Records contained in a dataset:
++++++++++

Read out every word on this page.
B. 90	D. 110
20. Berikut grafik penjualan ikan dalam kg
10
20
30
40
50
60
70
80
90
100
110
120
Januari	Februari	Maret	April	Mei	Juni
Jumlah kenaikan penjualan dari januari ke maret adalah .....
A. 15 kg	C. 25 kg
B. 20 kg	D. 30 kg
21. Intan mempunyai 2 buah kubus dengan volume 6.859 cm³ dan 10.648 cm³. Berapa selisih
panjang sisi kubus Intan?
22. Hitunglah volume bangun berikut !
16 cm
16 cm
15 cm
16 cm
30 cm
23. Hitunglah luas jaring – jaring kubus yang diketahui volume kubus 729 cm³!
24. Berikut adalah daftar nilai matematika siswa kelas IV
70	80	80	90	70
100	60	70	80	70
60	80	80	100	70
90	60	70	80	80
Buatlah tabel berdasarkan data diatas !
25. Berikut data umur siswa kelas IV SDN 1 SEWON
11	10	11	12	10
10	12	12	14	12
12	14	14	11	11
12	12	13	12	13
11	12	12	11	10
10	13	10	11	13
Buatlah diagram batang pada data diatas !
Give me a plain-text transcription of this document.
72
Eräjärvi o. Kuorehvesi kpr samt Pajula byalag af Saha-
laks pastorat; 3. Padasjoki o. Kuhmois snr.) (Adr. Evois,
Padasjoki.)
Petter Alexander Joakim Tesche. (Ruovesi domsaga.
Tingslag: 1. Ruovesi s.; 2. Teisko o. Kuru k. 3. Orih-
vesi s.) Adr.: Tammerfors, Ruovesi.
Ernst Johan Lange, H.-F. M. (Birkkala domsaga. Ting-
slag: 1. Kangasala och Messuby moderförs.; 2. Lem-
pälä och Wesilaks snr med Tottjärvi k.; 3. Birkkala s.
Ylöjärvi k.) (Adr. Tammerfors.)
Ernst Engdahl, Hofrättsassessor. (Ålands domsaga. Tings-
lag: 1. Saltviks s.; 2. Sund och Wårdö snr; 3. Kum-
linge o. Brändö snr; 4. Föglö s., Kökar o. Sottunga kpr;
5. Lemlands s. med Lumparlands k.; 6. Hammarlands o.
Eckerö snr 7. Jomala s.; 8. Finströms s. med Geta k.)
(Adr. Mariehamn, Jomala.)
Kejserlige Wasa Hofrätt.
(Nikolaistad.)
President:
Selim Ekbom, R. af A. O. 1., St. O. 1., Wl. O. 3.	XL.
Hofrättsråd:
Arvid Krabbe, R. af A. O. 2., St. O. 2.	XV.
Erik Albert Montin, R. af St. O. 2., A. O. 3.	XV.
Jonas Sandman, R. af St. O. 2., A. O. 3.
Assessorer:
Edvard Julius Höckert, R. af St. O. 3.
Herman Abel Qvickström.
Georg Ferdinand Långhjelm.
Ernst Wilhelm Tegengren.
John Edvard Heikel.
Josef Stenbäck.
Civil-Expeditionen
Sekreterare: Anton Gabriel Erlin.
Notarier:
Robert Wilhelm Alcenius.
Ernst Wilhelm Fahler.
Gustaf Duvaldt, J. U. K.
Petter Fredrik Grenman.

++++++++++

> _What is asked_
All lines from the one that contains "Give me a plain-text" through the end of the material are to be quoted exactly, with both ends included.

> _Correct output_
Give me a plain-text transcription of this document.
72
Eräjärvi o. Kuorehvesi kpr samt Pajula byalag af Saha-
laks pastorat; 3. Padasjoki o. Kuhmois snr.) (Adr. Evois,
Padasjoki.)
Petter Alexander Joakim Tesche. (Ruovesi domsaga.
Tingslag: 1. Ruovesi s.; 2. Teisko o. Kuru k. 3. Orih-
vesi s.) Adr.: Tammerfors, Ruovesi.
Ernst Johan Lange, H.-F. M. (Birkkala domsaga. Ting-
slag: 1. Kangasala och Messuby moderförs.; 2. Lem-
pälä och Wesilaks snr med Tottjärvi k.; 3. Birkkala s.
Ylöjärvi k.) (Adr. Tammerfors.)
Ernst Engdahl, Hofrättsassessor. (Ålands domsaga. Tings-
lag: 1. Saltviks s.; 2. Sund och Wårdö snr; 3. Kum-
linge o. Brändö snr; 4. Föglö s., Kökar o. Sottunga kpr;
5. Lemlands s. med Lumparlands k.; 6. Hammarlands o.
Eckerö snr 7. Jomala s.; 8. Finströms s. med Geta k.)
(Adr. Mariehamn, Jomala.)
Kejserlige Wasa Hofrätt.
(Nikolaistad.)
President:
Selim Ekbom, R. af A. O. 1., St. O. 1., Wl. O. 3.	XL.
Hofrättsråd:
Arvid Krabbe, R. af A. O. 2., St. O. 2.	XV.
Erik Albert Montin, R. af St. O. 2., A. O. 3.	XV.
Jonas Sandman, R. af St. O. 2., A. O. 3.
Assessorer:
Edvard Julius Höckert, R. af St. O. 3.
Herman Abel Qvickström.
Georg Ferdinand Långhjelm.
Ernst Wilhelm Tegengren.
John Edvard Heikel.
Josef Stenbäck.
Civil-Expeditionen
Sekreterare: Anton Gabriel Erlin.
Notarier:
Robert Wilhelm Alcenius.
Ernst Wilhelm Fahler.
Gustaf Duvaldt, J. U. K.
Petter Fredrik Grenman.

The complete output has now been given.